-- start SUPPLIED DATA --

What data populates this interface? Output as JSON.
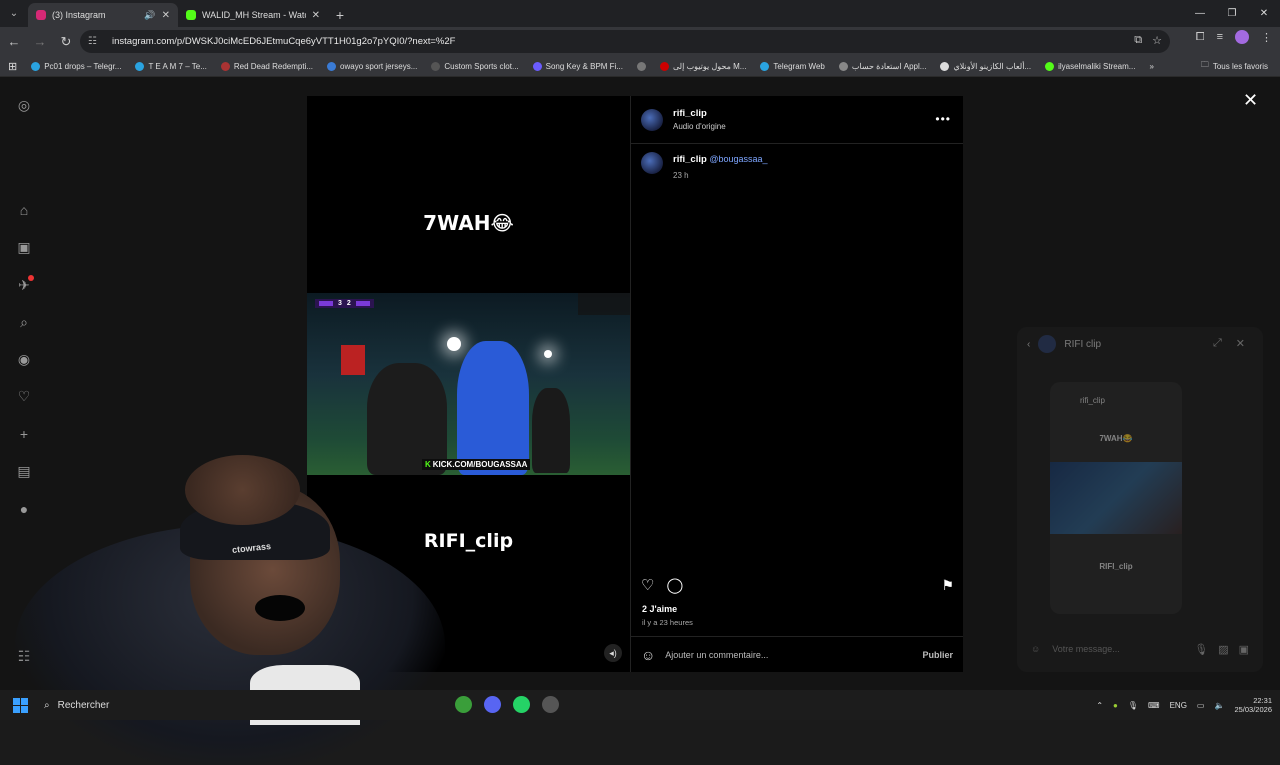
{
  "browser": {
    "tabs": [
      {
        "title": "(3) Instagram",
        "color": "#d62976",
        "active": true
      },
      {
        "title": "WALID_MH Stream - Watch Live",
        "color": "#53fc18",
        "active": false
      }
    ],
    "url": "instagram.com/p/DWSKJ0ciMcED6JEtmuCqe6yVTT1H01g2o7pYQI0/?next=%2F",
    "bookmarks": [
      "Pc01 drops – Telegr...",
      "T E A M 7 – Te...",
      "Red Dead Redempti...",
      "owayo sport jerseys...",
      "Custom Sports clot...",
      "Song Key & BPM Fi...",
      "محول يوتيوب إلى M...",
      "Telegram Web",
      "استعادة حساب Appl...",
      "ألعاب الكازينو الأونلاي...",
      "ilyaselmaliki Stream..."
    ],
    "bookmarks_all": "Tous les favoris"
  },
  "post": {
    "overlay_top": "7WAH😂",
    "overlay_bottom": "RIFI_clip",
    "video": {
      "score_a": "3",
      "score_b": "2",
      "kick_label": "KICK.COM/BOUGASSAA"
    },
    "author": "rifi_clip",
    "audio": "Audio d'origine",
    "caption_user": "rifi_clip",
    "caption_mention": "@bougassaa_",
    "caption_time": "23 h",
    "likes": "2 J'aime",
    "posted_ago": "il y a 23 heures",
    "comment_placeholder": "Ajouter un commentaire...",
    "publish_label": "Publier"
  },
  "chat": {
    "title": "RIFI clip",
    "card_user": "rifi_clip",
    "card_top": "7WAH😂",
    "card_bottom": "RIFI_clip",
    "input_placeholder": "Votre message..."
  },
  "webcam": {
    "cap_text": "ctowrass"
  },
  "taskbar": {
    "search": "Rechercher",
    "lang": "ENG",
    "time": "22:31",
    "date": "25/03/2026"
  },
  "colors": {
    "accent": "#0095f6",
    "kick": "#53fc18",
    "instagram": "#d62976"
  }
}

-- end SUPPLIED DATA --
-- start SUPPLIED DATA --

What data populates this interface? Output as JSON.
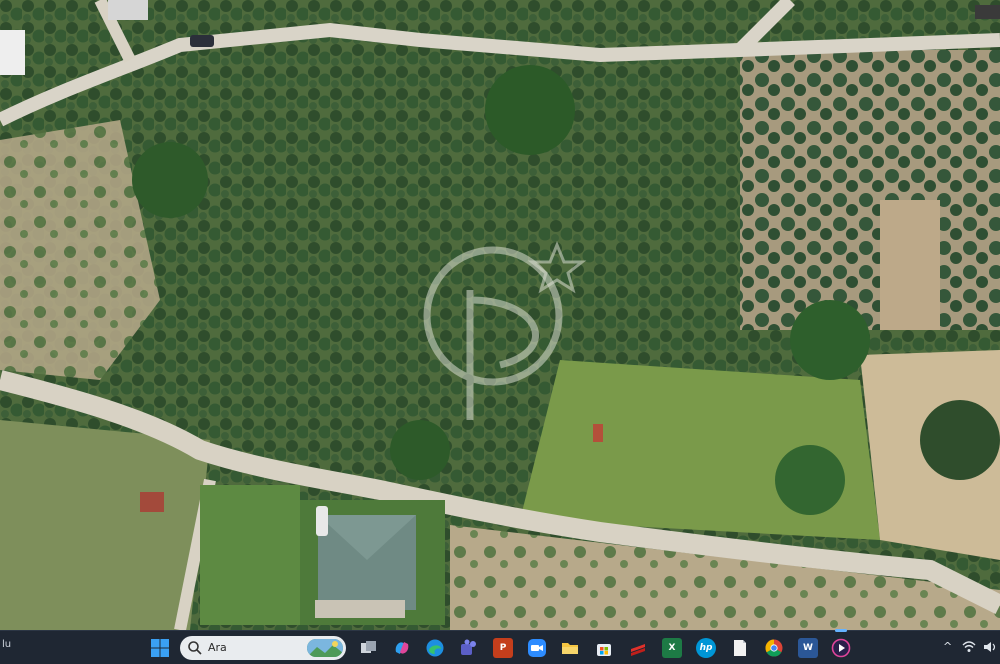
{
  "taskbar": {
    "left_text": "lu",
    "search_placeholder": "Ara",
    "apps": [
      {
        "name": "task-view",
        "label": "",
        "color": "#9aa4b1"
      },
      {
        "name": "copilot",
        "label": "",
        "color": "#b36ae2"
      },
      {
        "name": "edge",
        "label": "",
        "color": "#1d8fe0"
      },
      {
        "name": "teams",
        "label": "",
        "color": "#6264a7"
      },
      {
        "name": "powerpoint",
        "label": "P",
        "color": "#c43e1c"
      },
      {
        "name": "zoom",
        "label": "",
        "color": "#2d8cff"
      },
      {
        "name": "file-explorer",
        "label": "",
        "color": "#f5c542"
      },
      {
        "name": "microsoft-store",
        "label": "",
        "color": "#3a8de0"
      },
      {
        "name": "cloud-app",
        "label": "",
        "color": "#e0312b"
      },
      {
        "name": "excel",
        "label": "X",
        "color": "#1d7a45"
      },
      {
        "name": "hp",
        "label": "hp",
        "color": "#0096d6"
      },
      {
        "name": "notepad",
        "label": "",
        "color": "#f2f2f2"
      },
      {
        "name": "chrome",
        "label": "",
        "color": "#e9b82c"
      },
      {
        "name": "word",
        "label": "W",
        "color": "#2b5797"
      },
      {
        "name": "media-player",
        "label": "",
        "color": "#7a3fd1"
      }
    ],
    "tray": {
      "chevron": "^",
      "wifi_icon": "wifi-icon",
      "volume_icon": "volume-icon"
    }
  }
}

-- end SUPPLIED DATA --
-- start SUPPLIED DATA --

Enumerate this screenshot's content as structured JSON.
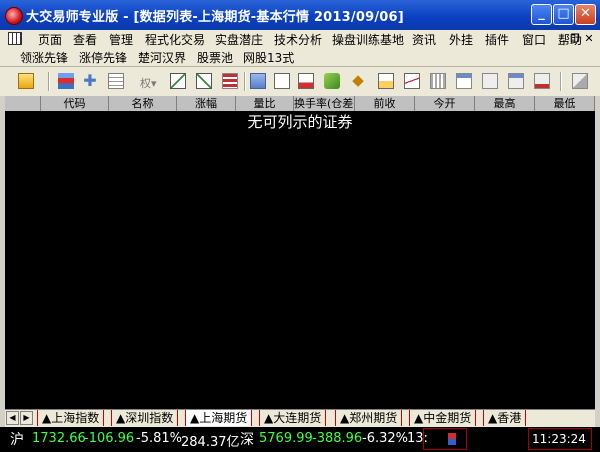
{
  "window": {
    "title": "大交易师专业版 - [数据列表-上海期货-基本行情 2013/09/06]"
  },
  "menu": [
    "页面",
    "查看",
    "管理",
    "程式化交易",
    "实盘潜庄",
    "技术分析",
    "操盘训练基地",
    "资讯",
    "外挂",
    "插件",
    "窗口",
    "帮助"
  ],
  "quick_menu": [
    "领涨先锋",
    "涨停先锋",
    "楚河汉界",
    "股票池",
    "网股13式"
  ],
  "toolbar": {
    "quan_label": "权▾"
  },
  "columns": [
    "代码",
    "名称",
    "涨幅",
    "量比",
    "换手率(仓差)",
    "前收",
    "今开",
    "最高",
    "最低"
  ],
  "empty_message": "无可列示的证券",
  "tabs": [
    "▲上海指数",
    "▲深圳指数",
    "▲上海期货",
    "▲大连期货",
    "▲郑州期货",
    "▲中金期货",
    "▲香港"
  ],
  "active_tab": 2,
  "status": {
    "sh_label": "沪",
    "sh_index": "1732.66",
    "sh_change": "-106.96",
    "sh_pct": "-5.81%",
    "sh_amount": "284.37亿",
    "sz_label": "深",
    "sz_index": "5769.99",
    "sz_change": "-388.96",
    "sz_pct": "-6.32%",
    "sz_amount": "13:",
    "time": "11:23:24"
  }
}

-- end SUPPLIED DATA --

(AIM):
Go through the records above, find every line with the word "上海期货", and list those lines.

(FULL RESPONSE):
    "title": "大交易师专业版 - [数据列表-上海期货-基本行情 2013/09/06]"
    "▲上海期货",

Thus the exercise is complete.